(GOAL) Pull each line holding "this" out of the entries below.

(INPUT RECORDS)
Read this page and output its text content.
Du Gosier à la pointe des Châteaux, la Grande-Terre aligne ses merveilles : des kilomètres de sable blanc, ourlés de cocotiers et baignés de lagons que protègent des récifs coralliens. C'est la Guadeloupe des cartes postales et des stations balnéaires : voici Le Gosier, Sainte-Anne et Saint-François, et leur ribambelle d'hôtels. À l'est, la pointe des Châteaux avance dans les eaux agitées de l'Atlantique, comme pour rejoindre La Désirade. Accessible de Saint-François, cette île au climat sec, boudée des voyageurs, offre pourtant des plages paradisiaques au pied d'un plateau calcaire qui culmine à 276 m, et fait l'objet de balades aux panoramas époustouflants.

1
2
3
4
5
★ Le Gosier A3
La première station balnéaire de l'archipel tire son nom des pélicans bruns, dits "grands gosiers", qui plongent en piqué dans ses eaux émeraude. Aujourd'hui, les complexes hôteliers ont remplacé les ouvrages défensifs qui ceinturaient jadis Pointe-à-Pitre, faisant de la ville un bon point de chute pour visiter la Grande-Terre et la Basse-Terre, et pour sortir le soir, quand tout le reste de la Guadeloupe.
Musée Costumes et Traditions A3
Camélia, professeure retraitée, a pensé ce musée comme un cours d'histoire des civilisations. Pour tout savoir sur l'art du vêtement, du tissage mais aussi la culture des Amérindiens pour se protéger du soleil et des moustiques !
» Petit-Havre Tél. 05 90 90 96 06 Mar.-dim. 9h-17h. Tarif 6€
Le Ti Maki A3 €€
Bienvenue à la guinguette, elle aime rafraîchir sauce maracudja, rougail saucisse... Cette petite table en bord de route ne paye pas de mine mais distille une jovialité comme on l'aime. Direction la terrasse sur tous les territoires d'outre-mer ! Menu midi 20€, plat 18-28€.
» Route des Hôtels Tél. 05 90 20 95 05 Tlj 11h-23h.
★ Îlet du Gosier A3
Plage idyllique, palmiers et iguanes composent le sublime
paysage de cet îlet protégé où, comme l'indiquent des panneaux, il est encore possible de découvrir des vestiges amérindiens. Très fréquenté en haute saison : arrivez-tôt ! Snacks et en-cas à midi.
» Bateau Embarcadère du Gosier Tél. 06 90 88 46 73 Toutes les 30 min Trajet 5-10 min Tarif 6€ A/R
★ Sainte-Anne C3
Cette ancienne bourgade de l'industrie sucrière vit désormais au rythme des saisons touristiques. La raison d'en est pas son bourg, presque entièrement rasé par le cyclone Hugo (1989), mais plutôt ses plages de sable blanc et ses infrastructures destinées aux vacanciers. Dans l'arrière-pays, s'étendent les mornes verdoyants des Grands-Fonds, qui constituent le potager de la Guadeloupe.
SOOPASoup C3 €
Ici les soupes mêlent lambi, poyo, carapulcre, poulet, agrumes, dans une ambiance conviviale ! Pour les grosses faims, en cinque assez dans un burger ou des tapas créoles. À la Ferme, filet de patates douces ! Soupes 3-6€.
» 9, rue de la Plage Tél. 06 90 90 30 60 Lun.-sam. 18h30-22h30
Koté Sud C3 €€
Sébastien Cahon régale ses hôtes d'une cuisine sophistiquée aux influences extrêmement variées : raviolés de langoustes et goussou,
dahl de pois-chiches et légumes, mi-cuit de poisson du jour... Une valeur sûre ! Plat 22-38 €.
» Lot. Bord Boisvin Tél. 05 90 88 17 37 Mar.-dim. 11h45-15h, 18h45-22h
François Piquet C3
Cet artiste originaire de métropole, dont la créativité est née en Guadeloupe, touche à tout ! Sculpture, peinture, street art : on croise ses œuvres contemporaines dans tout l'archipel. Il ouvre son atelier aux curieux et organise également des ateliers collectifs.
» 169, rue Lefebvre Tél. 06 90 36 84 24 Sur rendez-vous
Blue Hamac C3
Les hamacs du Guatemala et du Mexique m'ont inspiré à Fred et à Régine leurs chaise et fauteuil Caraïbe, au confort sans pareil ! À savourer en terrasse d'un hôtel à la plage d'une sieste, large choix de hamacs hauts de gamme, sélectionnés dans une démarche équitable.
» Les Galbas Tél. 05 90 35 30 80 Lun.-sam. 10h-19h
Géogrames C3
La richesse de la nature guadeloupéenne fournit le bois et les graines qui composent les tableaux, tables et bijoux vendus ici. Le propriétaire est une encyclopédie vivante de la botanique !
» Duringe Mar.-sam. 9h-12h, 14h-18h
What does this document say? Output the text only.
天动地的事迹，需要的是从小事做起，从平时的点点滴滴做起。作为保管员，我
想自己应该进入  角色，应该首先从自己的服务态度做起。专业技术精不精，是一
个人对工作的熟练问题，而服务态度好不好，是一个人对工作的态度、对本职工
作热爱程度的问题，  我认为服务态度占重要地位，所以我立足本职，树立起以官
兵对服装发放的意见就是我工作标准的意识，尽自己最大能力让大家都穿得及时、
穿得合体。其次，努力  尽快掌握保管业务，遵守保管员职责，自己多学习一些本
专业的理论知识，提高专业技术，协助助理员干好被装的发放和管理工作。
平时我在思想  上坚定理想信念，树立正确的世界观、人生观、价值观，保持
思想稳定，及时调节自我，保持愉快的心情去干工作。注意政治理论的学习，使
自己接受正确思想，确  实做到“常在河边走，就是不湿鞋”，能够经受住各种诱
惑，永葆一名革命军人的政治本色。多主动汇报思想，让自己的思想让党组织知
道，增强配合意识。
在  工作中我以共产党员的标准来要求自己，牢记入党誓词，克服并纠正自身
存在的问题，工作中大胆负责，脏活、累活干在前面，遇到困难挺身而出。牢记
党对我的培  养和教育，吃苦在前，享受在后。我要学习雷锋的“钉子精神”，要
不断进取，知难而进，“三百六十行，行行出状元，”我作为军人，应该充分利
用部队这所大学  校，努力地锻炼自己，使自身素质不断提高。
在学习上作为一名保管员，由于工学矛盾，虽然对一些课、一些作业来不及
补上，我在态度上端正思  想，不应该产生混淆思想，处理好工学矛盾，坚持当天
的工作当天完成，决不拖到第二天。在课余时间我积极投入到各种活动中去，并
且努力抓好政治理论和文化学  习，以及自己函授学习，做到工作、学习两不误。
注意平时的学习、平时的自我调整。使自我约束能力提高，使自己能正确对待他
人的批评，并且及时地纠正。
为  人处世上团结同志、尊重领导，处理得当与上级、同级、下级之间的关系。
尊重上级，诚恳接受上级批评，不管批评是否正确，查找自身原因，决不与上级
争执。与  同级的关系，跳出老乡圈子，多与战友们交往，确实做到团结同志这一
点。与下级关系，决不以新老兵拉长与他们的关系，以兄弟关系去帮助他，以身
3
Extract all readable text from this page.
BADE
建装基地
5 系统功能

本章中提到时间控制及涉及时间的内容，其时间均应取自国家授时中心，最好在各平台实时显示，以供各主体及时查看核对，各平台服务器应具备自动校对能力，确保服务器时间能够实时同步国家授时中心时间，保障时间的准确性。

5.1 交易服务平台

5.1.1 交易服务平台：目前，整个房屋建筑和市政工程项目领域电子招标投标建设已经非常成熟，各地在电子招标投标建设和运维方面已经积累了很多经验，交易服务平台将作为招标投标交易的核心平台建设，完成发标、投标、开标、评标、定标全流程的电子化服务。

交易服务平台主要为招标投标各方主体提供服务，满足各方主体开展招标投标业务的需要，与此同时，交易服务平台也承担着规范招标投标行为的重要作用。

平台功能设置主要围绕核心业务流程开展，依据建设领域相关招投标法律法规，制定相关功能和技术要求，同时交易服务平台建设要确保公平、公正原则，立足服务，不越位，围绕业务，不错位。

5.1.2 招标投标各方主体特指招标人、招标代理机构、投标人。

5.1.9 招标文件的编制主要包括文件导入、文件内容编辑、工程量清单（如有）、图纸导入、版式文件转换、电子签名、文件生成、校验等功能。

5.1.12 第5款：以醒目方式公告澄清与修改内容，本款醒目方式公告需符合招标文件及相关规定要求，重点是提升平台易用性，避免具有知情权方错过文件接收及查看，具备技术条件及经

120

(OUTPUT OF THE TASK)
Read this page and output its text content.
What does this document say? Output the text only.
Extract all readable text from this page.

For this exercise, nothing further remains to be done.